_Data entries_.

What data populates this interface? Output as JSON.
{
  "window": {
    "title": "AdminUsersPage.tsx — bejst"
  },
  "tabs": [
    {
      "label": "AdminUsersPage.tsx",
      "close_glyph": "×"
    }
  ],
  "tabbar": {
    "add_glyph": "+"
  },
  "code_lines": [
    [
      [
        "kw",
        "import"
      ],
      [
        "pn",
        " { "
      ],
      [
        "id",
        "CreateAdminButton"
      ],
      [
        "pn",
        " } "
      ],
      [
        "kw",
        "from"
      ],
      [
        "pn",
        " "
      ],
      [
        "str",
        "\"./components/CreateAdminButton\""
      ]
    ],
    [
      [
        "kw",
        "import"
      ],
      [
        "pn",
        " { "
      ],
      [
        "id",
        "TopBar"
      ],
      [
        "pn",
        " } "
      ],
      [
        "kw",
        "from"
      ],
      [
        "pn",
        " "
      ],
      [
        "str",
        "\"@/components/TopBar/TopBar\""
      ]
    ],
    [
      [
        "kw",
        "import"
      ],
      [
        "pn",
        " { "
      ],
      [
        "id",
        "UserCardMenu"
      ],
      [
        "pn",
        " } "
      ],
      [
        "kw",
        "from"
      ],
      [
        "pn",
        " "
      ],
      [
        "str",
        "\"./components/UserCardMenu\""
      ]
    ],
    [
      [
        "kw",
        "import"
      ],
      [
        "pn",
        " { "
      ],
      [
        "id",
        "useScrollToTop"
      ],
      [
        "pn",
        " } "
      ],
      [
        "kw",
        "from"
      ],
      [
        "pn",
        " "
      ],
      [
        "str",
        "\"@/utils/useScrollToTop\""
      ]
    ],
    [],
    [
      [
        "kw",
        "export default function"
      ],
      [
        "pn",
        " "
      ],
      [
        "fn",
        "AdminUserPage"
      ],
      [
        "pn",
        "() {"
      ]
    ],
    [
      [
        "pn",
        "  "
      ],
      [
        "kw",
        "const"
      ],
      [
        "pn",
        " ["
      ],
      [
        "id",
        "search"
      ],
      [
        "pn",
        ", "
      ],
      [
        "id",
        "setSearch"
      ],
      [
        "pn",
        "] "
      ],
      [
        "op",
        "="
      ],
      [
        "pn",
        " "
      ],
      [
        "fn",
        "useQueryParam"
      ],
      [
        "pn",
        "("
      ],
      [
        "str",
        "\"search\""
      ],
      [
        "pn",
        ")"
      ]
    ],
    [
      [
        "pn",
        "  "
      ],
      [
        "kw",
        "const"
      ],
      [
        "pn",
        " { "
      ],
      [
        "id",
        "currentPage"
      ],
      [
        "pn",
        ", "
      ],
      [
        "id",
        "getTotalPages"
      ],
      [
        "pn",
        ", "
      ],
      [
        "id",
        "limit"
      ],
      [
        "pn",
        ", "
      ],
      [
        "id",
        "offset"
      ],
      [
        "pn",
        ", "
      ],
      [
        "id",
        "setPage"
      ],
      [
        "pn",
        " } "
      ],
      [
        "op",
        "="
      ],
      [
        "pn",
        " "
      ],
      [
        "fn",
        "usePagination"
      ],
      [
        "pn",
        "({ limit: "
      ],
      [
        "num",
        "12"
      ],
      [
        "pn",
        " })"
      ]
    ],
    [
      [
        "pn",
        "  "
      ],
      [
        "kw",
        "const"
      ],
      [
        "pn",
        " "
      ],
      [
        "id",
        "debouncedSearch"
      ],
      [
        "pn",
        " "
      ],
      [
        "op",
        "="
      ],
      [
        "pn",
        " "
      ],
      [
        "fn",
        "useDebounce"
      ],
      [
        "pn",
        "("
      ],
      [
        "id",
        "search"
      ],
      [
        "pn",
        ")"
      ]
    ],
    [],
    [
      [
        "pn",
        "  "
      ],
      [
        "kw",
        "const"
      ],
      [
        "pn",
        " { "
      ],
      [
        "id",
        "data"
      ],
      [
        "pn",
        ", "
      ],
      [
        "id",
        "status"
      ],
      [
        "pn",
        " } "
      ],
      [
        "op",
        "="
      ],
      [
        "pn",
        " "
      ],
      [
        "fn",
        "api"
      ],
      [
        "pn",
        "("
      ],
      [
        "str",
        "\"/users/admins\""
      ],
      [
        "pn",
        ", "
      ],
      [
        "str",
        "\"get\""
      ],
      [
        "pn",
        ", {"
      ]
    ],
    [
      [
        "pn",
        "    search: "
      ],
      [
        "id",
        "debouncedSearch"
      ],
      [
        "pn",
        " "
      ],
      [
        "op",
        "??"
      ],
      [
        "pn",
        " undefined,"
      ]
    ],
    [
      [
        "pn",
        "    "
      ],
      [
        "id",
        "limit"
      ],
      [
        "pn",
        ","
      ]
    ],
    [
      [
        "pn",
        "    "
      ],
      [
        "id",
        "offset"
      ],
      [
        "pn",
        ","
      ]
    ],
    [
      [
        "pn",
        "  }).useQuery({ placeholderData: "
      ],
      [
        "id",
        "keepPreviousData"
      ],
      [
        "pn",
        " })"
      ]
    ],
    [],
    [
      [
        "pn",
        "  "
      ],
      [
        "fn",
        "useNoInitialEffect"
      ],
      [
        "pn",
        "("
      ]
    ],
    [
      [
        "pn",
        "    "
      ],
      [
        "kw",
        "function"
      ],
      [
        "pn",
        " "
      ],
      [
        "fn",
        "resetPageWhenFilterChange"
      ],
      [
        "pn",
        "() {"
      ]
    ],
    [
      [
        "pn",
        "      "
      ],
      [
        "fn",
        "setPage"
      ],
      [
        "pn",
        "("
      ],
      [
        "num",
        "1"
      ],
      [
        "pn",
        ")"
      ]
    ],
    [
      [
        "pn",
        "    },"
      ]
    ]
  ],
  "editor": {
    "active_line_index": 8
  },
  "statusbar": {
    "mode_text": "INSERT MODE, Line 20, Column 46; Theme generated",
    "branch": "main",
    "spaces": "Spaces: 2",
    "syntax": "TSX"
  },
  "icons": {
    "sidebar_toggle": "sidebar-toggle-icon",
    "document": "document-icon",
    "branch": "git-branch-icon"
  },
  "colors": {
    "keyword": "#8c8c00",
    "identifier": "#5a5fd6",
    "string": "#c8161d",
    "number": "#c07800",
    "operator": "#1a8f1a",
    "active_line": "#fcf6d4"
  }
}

_WHAT THE TASK REQUIRES_. From the data above, gather every line that includes the word "CreateAdminButton".

_ANSWER TO THIS EXERCISE_.
        "CreateAdminButton"
        "\"./components/CreateAdminButton\""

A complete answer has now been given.